§ **Extracted material**
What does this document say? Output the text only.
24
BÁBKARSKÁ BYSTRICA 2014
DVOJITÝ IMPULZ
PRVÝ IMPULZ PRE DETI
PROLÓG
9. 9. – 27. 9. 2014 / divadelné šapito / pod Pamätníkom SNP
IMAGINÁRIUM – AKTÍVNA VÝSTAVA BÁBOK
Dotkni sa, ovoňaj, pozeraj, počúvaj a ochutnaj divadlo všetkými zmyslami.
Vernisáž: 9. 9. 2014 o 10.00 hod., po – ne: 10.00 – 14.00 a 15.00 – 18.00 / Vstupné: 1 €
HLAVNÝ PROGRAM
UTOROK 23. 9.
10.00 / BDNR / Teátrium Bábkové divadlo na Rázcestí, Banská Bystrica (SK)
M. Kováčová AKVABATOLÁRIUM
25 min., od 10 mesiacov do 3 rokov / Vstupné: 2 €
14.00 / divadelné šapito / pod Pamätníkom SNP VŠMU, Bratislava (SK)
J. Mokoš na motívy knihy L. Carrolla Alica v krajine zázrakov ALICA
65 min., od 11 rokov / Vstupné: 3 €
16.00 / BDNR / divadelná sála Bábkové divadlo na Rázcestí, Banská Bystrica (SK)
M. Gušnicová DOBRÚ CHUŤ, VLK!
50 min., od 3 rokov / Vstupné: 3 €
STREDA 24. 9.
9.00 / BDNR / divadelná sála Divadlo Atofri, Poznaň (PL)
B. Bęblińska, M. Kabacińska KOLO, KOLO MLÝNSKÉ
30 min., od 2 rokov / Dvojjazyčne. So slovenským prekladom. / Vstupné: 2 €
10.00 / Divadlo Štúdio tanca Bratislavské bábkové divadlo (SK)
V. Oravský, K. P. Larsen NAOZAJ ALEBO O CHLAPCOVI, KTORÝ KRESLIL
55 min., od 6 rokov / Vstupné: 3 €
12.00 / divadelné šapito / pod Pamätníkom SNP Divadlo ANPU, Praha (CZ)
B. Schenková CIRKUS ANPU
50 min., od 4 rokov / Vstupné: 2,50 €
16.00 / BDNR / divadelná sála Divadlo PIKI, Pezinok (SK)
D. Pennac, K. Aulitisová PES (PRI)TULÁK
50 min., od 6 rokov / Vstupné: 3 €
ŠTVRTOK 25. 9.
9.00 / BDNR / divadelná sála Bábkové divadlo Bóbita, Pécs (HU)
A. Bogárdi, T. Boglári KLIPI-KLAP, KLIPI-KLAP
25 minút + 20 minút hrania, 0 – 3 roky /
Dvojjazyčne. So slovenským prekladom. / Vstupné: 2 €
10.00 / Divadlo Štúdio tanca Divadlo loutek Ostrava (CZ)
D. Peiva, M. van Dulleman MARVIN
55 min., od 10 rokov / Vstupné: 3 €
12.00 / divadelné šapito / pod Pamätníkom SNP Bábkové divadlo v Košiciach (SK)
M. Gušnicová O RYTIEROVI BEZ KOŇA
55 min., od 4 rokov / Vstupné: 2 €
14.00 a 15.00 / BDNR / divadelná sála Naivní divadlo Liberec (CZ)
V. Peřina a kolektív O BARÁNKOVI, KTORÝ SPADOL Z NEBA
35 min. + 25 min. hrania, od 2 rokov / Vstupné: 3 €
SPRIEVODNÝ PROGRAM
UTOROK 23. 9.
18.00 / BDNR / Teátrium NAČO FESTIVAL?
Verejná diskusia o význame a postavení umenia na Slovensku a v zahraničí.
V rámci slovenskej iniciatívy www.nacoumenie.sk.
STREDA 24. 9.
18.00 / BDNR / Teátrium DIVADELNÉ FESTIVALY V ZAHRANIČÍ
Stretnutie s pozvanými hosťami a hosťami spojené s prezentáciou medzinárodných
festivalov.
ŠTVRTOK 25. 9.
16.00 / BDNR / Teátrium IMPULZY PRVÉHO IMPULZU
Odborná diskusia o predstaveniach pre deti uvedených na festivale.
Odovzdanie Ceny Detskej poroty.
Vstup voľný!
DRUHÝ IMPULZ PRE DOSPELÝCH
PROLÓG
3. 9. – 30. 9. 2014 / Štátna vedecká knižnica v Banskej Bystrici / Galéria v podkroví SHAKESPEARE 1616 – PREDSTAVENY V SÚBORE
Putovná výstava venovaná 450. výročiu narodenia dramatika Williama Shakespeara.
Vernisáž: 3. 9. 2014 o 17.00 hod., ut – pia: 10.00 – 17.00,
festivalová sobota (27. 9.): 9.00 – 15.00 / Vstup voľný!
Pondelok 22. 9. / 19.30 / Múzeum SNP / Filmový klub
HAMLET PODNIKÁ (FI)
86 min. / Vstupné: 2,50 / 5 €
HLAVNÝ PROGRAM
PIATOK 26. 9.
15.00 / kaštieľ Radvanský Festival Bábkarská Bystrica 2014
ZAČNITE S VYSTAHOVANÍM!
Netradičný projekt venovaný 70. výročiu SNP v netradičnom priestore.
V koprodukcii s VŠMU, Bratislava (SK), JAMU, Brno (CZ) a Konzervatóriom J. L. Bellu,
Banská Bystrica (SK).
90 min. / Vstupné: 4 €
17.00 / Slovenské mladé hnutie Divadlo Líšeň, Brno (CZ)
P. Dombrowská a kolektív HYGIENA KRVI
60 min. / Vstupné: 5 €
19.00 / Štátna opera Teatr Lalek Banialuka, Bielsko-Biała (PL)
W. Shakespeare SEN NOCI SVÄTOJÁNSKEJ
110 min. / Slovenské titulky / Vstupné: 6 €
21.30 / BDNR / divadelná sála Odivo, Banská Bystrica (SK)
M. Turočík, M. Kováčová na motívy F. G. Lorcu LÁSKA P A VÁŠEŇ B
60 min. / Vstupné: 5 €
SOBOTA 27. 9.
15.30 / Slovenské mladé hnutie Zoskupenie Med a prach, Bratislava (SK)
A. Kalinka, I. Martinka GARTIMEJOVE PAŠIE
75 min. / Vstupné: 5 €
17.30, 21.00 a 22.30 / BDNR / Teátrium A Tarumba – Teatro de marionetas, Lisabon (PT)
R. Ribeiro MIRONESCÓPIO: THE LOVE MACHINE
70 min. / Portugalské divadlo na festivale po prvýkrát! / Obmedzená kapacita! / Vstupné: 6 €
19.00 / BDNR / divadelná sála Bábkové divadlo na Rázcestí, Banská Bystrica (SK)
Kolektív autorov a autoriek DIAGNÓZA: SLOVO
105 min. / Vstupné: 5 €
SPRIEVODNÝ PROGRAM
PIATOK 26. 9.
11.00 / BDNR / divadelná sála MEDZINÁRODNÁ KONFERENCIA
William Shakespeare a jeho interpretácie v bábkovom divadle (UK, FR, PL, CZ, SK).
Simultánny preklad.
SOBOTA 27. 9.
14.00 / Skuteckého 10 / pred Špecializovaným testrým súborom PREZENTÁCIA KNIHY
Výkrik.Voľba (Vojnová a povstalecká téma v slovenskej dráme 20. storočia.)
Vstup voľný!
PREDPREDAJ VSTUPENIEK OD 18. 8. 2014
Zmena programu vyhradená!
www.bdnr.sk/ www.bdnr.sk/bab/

§ **Description of the task**
The listing above must be transcribed exactly, line by line.

§ **Result of this exercise**
What does this document say? Output the text only.
24
BÁBKARSKÁ BYSTRICA 2014
DVOJITÝ IMPULZ
PRVÝ IMPULZ PRE DETI
PROLÓG
9. 9. – 27. 9. 2014 / divadelné šapito / pod Pamätníkom SNP
IMAGINÁRIUM – AKTÍVNA VÝSTAVA BÁBOK
Dotkni sa, ovoňaj, pozeraj, počúvaj a ochutnaj divadlo všetkými zmyslami.
Vernisáž: 9. 9. 2014 o 10.00 hod., po – ne: 10.00 – 14.00 a 15.00 – 18.00 / Vstupné: 1 €
HLAVNÝ PROGRAM
UTOROK 23. 9.
10.00 / BDNR / Teátrium Bábkové divadlo na Rázcestí, Banská Bystrica (SK)
M. Kováčová AKVABATOLÁRIUM
25 min., od 10 mesiacov do 3 rokov / Vstupné: 2 €
14.00 / divadelné šapito / pod Pamätníkom SNP VŠMU, Bratislava (SK)
J. Mokoš na motívy knihy L. Carrolla Alica v krajine zázrakov ALICA
65 min., od 11 rokov / Vstupné: 3 €
16.00 / BDNR / divadelná sála Bábkové divadlo na Rázcestí, Banská Bystrica (SK)
M. Gušnicová DOBRÚ CHUŤ, VLK!
50 min., od 3 rokov / Vstupné: 3 €
STREDA 24. 9.
9.00 / BDNR / divadelná sála Divadlo Atofri, Poznaň (PL)
B. Bęblińska, M. Kabacińska KOLO, KOLO MLÝNSKÉ
30 min., od 2 rokov / Dvojjazyčne. So slovenským prekladom. / Vstupné: 2 €
10.00 / Divadlo Štúdio tanca Bratislavské bábkové divadlo (SK)
V. Oravský, K. P. Larsen NAOZAJ ALEBO O CHLAPCOVI, KTORÝ KRESLIL
55 min., od 6 rokov / Vstupné: 3 €
12.00 / divadelné šapito / pod Pamätníkom SNP Divadlo ANPU, Praha (CZ)
B. Schenková CIRKUS ANPU
50 min., od 4 rokov / Vstupné: 2,50 €
16.00 / BDNR / divadelná sála Divadlo PIKI, Pezinok (SK)
D. Pennac, K. Aulitisová PES (PRI)TULÁK
50 min., od 6 rokov / Vstupné: 3 €
ŠTVRTOK 25. 9.
9.00 / BDNR / divadelná sála Bábkové divadlo Bóbita, Pécs (HU)
A. Bogárdi, T. Boglári KLIPI-KLAP, KLIPI-KLAP
25 minút + 20 minút hrania, 0 – 3 roky /
Dvojjazyčne. So slovenským prekladom. / Vstupné: 2 €
10.00 / Divadlo Štúdio tanca Divadlo loutek Ostrava (CZ)
D. Peiva, M. van Dulleman MARVIN
55 min., od 10 rokov / Vstupné: 3 €
12.00 / divadelné šapito / pod Pamätníkom SNP Bábkové divadlo v Košiciach (SK)
M. Gušnicová O RYTIEROVI BEZ KOŇA
55 min., od 4 rokov / Vstupné: 2 €
14.00 a 15.00 / BDNR / divadelná sála Naivní divadlo Liberec (CZ)
V. Peřina a kolektív O BARÁNKOVI, KTORÝ SPADOL Z NEBA
35 min. + 25 min. hrania, od 2 rokov / Vstupné: 3 €
SPRIEVODNÝ PROGRAM
UTOROK 23. 9.
18.00 / BDNR / Teátrium NAČO FESTIVAL?
Verejná diskusia o význame a postavení umenia na Slovensku a v zahraničí.
V rámci slovenskej iniciatívy www.nacoumenie.sk.
STREDA 24. 9.
18.00 / BDNR / Teátrium DIVADELNÉ FESTIVALY V ZAHRANIČÍ
Stretnutie s pozvanými hosťami a hosťami spojené s prezentáciou medzinárodných
festivalov.
ŠTVRTOK 25. 9.
16.00 / BDNR / Teátrium IMPULZY PRVÉHO IMPULZU
Odborná diskusia o predstaveniach pre deti uvedených na festivale.
Odovzdanie Ceny Detskej poroty.
Vstup voľný!
DRUHÝ IMPULZ PRE DOSPELÝCH
PROLÓG
3. 9. – 30. 9. 2014 / Štátna vedecká knižnica v Banskej Bystrici / Galéria v podkroví SHAKESPEARE 1616 – PREDSTAVENY V SÚBORE
Putovná výstava venovaná 450. výročiu narodenia dramatika Williama Shakespeara.
Vernisáž: 3. 9. 2014 o 17.00 hod., ut – pia: 10.00 – 17.00,
festivalová sobota (27. 9.): 9.00 – 15.00 / Vstup voľný!
Pondelok 22. 9. / 19.30 / Múzeum SNP / Filmový klub
HAMLET PODNIKÁ (FI)
86 min. / Vstupné: 2,50 / 5 €
HLAVNÝ PROGRAM
PIATOK 26. 9.
15.00 / kaštieľ Radvanský Festival Bábkarská Bystrica 2014
ZAČNITE S VYSTAHOVANÍM!
Netradičný projekt venovaný 70. výročiu SNP v netradičnom priestore.
V koprodukcii s VŠMU, Bratislava (SK), JAMU, Brno (CZ) a Konzervatóriom J. L. Bellu,
Banská Bystrica (SK).
90 min. / Vstupné: 4 €
17.00 / Slovenské mladé hnutie Divadlo Líšeň, Brno (CZ)
P. Dombrowská a kolektív HYGIENA KRVI
60 min. / Vstupné: 5 €
19.00 / Štátna opera Teatr Lalek Banialuka, Bielsko-Biała (PL)
W. Shakespeare SEN NOCI SVÄTOJÁNSKEJ
110 min. / Slovenské titulky / Vstupné: 6 €
21.30 / BDNR / divadelná sála Odivo, Banská Bystrica (SK)
M. Turočík, M. Kováčová na motívy F. G. Lorcu LÁSKA P A VÁŠEŇ B
60 min. / Vstupné: 5 €
SOBOTA 27. 9.
15.30 / Slovenské mladé hnutie Zoskupenie Med a prach, Bratislava (SK)
A. Kalinka, I. Martinka GARTIMEJOVE PAŠIE
75 min. / Vstupné: 5 €
17.30, 21.00 a 22.30 / BDNR / Teátrium A Tarumba – Teatro de marionetas, Lisabon (PT)
R. Ribeiro MIRONESCÓPIO: THE LOVE MACHINE
70 min. / Portugalské divadlo na festivale po prvýkrát! / Obmedzená kapacita! / Vstupné: 6 €
19.00 / BDNR / divadelná sála Bábkové divadlo na Rázcestí, Banská Bystrica (SK)
Kolektív autorov a autoriek DIAGNÓZA: SLOVO
105 min. / Vstupné: 5 €
SPRIEVODNÝ PROGRAM
PIATOK 26. 9.
11.00 / BDNR / divadelná sála MEDZINÁRODNÁ KONFERENCIA
William Shakespeare a jeho interpretácie v bábkovom divadle (UK, FR, PL, CZ, SK).
Simultánny preklad.
SOBOTA 27. 9.
14.00 / Skuteckého 10 / pred Špecializovaným testrým súborom PREZENTÁCIA KNIHY
Výkrik.Voľba (Vojnová a povstalecká téma v slovenskej dráme 20. storočia.)
Vstup voľný!
PREDPREDAJ VSTUPENIEK OD 18. 8. 2014
Zmena programu vyhradená!
www.bdnr.sk/ www.bdnr.sk/bab/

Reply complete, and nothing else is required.